* _Extracted records_
= = = = =

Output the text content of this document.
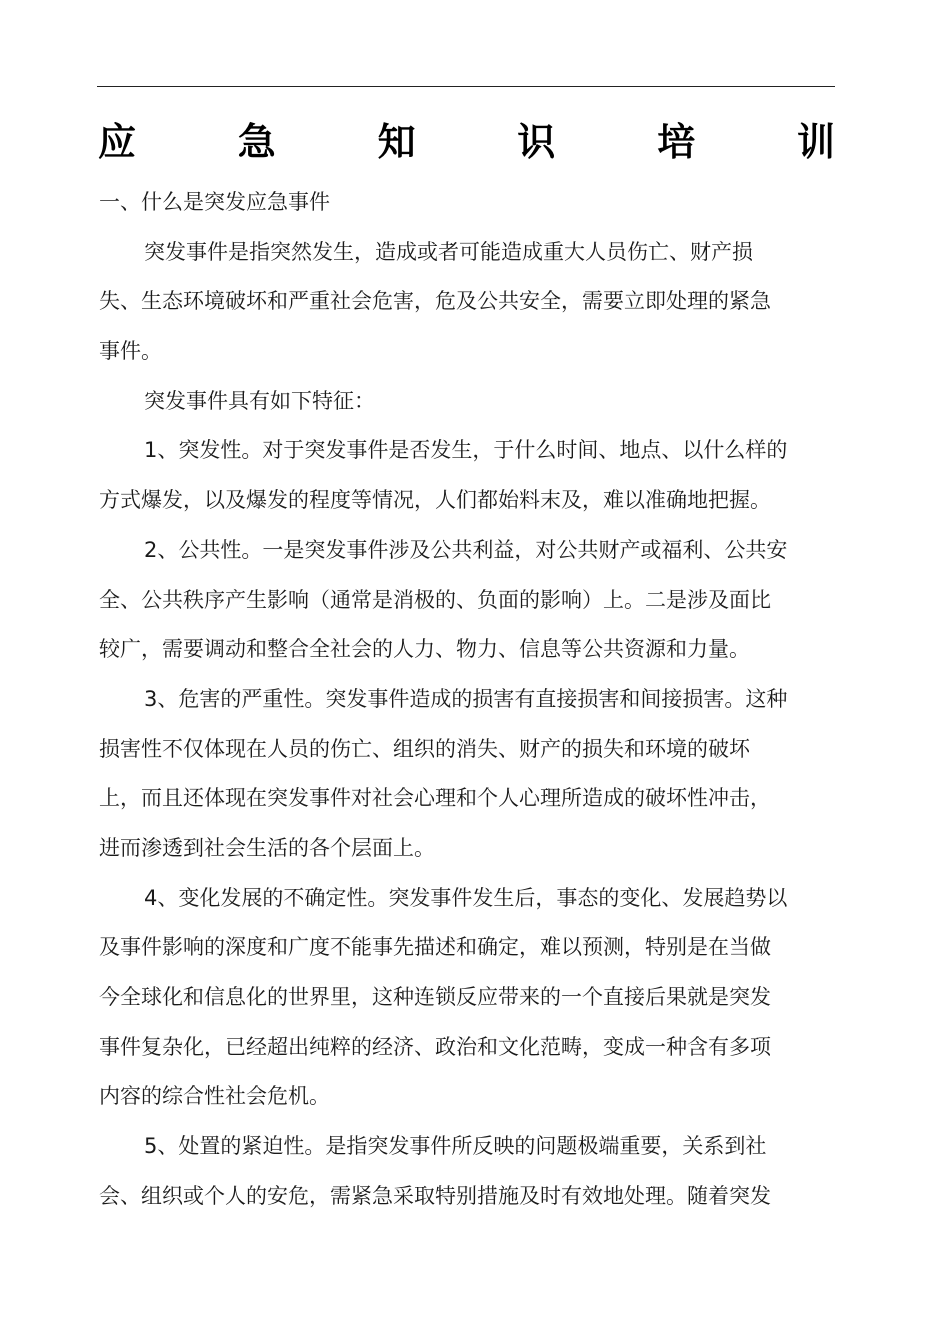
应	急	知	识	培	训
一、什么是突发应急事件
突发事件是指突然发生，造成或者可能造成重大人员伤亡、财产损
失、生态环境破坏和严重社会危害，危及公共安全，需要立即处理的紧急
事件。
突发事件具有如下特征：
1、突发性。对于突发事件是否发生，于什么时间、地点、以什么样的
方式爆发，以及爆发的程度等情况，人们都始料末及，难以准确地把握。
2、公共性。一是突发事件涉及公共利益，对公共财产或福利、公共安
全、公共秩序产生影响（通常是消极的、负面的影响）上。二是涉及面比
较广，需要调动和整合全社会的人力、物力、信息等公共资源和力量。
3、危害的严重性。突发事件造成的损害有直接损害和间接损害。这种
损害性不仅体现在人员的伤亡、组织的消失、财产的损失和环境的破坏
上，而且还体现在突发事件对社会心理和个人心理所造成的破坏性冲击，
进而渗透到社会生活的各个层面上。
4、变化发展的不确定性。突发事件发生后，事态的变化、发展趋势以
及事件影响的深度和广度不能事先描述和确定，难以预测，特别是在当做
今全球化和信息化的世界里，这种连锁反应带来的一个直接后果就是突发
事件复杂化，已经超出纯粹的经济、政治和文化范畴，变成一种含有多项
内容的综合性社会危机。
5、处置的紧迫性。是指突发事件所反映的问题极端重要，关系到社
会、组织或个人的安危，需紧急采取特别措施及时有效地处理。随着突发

= = = = =

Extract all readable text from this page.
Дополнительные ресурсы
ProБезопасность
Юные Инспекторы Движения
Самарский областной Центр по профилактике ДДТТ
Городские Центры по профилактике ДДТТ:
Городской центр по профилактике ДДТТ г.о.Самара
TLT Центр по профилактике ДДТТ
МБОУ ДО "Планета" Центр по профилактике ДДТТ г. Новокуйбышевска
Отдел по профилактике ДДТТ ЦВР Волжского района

= = = = =

* _Exercise details_
Return each line of the listing that holds the string "text".

* _Written answer_
Output the text content of this document.
Extract all readable text from this page.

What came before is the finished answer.